> **Exercise requirements**:
Transcribe all of the material exactly, except for its pictures.

····················

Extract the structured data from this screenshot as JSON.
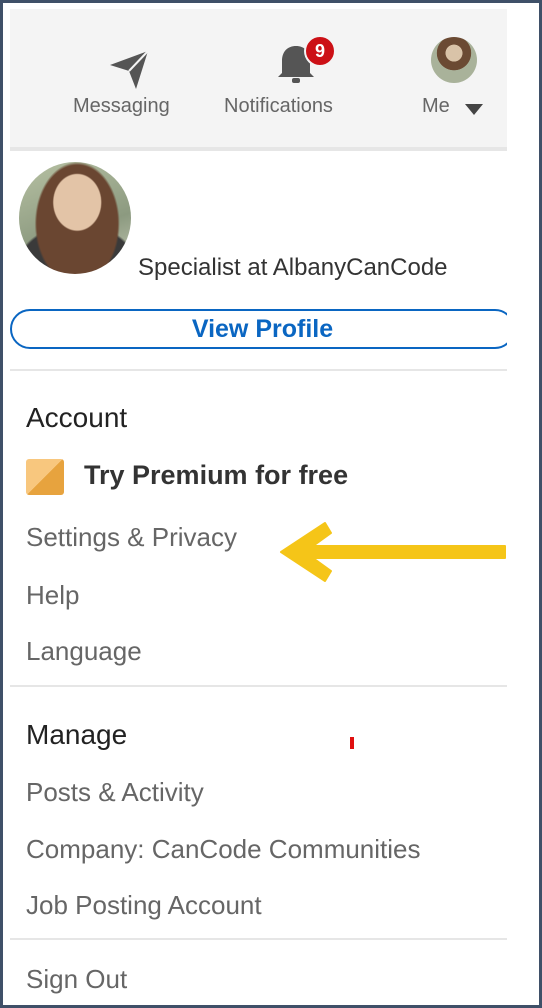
{
  "nav": {
    "messaging_label": "Messaging",
    "notifications_label": "Notifications",
    "notifications_count": "9",
    "me_label": "Me"
  },
  "profile": {
    "headline": "Specialist at AlbanyCanCode",
    "view_profile_label": "View Profile"
  },
  "account": {
    "title": "Account",
    "premium_label": "Try Premium for free",
    "items": [
      "Settings & Privacy",
      "Help",
      "Language"
    ]
  },
  "manage": {
    "title": "Manage",
    "items": [
      "Posts & Activity",
      "Company: CanCode Communities",
      "Job Posting Account"
    ]
  },
  "sign_out_label": "Sign Out",
  "colors": {
    "accent": "#0a66c2",
    "badge": "#cc1016",
    "arrow": "#f5c518",
    "premium": "#e7a33e"
  },
  "icons": {
    "messaging": "paper-plane-icon",
    "notifications": "bell-icon",
    "premium": "premium-badge-icon",
    "annotation": "left-arrow-icon"
  }
}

····················

> **Complete answer**:
Extract the structured data from this screenshot as JSON.
{
  "nav": {
    "messaging_label": "Messaging",
    "notifications_label": "Notifications",
    "notifications_count": "9",
    "me_label": "Me"
  },
  "profile": {
    "headline": "Specialist at AlbanyCanCode",
    "view_profile_label": "View Profile"
  },
  "account": {
    "title": "Account",
    "premium_label": "Try Premium for free",
    "items": [
      "Settings & Privacy",
      "Help",
      "Language"
    ]
  },
  "manage": {
    "title": "Manage",
    "items": [
      "Posts & Activity",
      "Company: CanCode Communities",
      "Job Posting Account"
    ]
  },
  "sign_out_label": "Sign Out",
  "colors": {
    "accent": "#0a66c2",
    "badge": "#cc1016",
    "arrow": "#f5c518",
    "premium": "#e7a33e"
  },
  "icons": {
    "messaging": "paper-plane-icon",
    "notifications": "bell-icon",
    "premium": "premium-badge-icon",
    "annotation": "left-arrow-icon"
  }
}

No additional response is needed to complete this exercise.